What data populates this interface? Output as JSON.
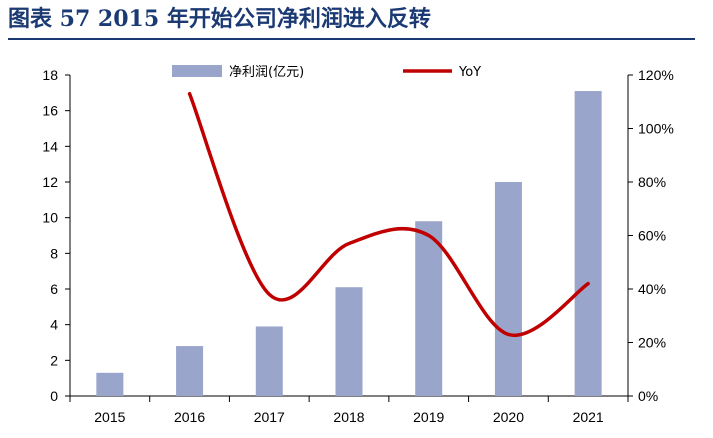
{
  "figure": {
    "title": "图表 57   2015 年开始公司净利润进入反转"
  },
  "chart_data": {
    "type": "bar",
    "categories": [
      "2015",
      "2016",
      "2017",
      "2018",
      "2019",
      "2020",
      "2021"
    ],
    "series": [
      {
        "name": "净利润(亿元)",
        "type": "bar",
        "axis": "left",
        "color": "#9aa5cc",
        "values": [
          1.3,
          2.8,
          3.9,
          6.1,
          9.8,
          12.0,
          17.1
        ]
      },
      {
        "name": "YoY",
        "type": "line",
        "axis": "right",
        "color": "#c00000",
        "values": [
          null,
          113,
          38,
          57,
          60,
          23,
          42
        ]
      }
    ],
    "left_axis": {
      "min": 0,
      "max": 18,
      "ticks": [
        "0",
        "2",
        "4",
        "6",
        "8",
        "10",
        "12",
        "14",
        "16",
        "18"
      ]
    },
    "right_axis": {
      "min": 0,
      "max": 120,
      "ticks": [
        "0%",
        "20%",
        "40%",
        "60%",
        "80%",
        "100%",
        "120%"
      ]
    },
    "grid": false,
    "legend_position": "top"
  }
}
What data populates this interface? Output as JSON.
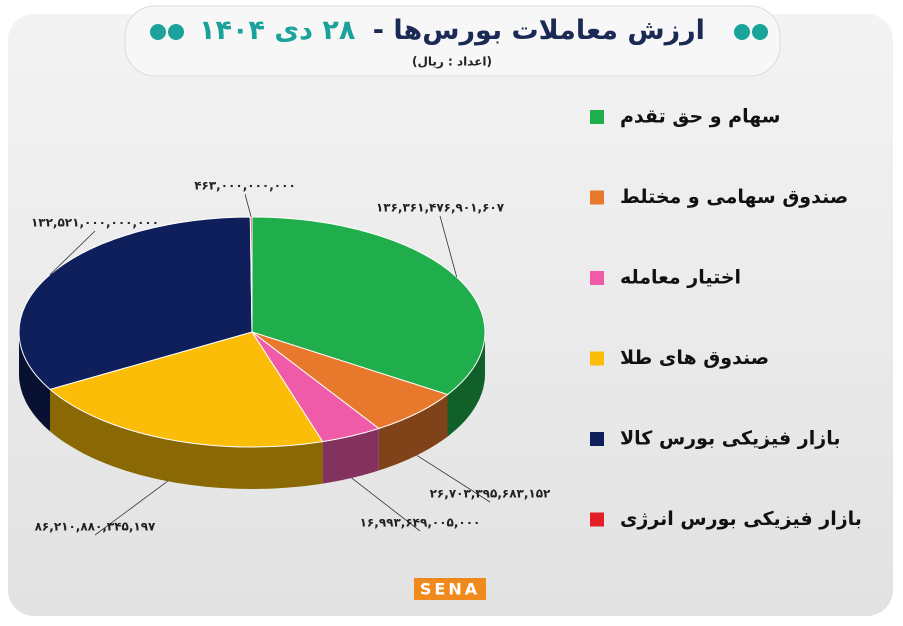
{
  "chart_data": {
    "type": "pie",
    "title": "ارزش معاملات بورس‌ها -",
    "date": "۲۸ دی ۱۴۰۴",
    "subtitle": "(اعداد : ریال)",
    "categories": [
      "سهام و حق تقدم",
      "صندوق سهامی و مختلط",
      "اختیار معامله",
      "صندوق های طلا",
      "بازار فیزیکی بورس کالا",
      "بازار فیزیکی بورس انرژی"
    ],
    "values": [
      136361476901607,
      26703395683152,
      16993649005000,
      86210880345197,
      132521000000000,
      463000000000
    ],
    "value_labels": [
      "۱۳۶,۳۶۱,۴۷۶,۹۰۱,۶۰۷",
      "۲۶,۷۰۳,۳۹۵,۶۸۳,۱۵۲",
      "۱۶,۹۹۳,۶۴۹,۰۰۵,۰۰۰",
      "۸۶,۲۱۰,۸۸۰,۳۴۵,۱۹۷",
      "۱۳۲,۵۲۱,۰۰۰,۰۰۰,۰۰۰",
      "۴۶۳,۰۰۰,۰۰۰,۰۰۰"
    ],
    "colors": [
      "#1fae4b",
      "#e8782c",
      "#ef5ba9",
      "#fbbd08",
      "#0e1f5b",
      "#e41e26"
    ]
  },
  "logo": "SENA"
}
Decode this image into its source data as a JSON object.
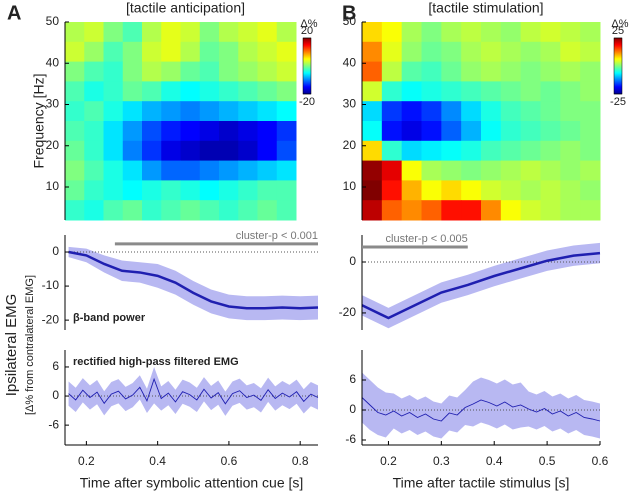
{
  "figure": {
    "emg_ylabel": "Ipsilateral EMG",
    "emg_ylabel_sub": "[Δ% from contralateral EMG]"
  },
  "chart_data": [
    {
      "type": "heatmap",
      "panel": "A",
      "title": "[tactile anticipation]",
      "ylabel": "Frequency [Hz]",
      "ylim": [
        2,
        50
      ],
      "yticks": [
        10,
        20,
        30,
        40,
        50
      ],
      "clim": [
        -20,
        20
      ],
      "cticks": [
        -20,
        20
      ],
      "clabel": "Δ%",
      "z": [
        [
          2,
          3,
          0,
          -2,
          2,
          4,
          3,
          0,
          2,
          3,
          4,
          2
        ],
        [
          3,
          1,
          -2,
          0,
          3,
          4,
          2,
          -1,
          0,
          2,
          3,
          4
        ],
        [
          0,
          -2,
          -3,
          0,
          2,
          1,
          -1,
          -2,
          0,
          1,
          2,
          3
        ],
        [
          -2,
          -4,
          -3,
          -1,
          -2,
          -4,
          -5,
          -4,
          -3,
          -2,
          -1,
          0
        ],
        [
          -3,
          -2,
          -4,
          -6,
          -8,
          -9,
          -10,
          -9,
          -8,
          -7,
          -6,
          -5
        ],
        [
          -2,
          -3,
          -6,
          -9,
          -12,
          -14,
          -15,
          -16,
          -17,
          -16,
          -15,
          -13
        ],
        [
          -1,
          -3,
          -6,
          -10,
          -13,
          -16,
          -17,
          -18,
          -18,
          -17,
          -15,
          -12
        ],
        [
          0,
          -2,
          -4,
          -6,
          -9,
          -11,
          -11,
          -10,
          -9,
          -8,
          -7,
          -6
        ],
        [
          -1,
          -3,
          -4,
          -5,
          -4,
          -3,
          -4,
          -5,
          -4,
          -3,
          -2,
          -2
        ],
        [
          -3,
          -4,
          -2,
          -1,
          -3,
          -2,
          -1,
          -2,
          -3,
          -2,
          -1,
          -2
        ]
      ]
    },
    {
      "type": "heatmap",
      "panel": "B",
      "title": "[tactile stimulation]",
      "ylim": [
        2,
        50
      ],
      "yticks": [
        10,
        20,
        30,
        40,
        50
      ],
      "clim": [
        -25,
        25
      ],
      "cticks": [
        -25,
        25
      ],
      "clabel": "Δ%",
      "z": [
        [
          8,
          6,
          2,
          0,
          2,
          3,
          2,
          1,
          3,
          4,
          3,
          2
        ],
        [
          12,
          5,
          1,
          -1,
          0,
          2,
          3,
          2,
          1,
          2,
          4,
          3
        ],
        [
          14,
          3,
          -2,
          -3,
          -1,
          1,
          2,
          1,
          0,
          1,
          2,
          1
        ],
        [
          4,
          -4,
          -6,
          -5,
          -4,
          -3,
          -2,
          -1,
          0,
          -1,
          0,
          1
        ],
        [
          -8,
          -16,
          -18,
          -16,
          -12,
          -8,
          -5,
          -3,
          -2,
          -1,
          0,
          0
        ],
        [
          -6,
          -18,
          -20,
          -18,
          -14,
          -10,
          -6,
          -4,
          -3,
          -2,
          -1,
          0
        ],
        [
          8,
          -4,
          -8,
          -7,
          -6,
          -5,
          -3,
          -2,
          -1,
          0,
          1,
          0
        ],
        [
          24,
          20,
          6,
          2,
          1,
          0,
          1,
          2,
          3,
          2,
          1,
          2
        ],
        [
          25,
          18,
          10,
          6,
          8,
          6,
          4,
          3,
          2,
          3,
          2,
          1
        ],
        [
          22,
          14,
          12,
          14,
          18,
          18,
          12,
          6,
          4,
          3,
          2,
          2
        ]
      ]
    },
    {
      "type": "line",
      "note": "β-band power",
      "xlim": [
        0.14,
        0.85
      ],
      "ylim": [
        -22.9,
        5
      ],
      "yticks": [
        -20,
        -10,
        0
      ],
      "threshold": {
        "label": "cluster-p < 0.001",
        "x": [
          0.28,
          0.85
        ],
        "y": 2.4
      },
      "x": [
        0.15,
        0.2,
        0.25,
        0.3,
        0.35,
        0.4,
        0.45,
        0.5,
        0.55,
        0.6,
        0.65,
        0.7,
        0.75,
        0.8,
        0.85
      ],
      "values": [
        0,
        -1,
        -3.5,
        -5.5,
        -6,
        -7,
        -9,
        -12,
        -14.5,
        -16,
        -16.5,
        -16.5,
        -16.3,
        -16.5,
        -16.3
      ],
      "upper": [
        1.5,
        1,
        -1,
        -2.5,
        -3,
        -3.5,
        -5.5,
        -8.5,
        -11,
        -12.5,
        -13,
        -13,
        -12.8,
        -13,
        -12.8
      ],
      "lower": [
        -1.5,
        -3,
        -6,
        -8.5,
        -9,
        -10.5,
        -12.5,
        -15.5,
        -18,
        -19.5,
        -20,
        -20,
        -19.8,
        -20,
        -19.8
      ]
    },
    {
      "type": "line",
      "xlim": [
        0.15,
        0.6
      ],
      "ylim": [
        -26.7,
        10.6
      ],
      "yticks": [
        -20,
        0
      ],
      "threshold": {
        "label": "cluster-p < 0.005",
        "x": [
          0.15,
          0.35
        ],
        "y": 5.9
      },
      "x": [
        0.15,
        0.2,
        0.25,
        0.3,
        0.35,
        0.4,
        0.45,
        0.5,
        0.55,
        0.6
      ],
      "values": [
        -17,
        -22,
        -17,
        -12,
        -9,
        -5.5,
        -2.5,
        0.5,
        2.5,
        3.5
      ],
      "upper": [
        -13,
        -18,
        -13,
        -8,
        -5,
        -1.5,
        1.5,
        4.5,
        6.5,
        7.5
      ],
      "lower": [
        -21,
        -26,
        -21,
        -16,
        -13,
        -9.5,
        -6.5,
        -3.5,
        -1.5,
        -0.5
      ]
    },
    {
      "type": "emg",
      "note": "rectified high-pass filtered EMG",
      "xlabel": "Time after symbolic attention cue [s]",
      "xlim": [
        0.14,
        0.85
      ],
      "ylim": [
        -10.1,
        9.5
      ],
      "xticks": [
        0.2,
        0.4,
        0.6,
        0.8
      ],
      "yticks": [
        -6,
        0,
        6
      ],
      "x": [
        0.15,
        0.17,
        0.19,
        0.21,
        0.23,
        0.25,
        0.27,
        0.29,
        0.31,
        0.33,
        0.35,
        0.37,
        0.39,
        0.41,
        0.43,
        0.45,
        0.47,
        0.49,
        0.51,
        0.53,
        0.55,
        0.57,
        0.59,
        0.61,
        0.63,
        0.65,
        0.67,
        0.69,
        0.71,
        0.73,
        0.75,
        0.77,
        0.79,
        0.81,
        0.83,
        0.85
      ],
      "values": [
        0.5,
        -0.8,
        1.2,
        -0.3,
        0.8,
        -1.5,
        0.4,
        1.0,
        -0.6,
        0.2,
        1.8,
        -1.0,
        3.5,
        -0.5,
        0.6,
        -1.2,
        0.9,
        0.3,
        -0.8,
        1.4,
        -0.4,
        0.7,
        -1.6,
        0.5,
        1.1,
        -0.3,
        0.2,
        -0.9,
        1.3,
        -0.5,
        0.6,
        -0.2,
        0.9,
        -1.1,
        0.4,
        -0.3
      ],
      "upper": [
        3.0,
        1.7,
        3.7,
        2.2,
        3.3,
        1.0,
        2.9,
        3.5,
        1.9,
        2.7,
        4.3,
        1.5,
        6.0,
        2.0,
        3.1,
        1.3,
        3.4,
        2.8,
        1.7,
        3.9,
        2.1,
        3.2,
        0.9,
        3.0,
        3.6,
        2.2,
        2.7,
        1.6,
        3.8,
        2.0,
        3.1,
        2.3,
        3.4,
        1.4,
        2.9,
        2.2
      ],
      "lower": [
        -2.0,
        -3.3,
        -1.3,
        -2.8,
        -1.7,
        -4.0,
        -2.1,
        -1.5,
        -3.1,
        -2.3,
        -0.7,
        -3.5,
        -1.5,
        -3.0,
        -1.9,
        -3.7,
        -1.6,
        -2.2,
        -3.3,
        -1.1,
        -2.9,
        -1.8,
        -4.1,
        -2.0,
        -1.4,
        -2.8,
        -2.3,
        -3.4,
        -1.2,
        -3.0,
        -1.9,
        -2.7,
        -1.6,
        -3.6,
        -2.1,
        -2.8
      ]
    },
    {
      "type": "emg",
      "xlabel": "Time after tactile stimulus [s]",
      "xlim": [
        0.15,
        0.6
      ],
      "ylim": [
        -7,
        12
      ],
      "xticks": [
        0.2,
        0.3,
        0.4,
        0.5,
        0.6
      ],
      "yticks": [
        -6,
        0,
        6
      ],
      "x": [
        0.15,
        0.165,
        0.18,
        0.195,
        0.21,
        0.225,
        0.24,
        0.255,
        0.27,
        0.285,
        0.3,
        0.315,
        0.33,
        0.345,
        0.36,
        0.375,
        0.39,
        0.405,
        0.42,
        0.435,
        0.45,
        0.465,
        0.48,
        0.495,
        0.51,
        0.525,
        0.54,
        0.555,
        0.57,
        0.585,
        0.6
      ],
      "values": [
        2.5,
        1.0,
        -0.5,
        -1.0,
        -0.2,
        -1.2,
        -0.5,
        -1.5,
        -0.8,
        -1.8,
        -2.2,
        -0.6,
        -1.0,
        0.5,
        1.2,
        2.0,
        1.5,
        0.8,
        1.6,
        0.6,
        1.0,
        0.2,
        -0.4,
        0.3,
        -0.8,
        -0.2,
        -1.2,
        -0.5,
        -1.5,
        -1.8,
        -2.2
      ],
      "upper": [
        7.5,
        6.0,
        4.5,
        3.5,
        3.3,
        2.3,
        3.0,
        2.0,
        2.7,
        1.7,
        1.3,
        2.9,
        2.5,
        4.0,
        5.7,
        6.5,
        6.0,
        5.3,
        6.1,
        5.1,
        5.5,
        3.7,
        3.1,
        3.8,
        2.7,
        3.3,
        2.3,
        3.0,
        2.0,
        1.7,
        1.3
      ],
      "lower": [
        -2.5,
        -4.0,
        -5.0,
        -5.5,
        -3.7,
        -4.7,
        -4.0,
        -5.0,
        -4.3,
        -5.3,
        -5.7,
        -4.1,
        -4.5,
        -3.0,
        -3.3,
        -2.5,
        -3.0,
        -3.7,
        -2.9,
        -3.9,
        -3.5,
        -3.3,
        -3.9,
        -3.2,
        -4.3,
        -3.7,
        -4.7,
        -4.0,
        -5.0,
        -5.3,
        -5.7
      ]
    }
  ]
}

━━━━━━━━━━━━━━━━

▸ **Objective**
Using the material above, work out how many lines contain the string "بازار". Give that number alone.

▸ **The output**
2